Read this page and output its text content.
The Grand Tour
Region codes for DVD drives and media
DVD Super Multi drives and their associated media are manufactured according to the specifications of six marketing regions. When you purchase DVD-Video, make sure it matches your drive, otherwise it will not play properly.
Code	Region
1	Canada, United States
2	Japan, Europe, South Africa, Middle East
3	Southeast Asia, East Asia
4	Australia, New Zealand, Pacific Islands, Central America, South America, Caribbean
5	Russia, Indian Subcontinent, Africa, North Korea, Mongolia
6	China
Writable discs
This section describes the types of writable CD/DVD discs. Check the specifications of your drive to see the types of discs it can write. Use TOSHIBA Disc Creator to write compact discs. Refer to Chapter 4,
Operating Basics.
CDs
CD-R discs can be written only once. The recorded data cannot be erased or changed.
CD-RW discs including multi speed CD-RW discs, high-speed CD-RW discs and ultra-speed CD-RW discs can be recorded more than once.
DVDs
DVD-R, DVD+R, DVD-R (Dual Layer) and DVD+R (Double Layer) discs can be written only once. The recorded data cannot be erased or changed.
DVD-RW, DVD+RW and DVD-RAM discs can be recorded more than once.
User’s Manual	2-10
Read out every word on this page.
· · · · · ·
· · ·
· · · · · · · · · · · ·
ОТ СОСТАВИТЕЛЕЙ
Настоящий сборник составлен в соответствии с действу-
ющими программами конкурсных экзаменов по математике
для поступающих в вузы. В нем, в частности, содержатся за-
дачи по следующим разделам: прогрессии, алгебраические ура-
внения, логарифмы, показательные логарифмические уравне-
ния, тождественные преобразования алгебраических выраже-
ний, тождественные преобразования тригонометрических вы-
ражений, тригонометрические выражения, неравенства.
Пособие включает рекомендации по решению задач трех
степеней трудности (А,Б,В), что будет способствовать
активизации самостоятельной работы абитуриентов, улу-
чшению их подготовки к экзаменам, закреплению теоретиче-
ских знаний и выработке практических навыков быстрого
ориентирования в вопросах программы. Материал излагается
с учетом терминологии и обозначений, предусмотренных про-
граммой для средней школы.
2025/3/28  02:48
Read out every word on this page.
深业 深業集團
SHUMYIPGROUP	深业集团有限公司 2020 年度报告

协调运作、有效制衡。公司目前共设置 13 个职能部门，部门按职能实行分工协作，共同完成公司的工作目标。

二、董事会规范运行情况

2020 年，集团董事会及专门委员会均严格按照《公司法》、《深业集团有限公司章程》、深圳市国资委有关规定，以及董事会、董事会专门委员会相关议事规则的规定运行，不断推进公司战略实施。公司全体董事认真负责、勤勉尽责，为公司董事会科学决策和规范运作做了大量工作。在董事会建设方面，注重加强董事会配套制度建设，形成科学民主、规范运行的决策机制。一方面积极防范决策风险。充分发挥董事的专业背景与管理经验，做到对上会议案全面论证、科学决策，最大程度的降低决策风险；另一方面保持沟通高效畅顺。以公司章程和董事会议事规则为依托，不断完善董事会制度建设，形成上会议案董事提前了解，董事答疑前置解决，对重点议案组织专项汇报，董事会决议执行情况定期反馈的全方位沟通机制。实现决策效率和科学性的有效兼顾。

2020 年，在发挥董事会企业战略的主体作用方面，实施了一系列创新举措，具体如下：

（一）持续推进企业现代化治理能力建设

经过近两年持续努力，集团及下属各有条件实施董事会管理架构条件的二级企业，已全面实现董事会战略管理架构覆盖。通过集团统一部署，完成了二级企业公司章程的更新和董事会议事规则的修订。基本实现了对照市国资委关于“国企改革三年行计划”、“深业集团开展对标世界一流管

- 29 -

━━━━━━━━

**Required work**
Copy out each line of the material that holds the word "media".

**Correct output**
Region codes for DVD drives and media
DVD Super Multi drives and their associated media are manufactured according to the specifications of six marketing regions. When you purchase DVD-Video, make sure it matches your drive, otherwise it will not play properly.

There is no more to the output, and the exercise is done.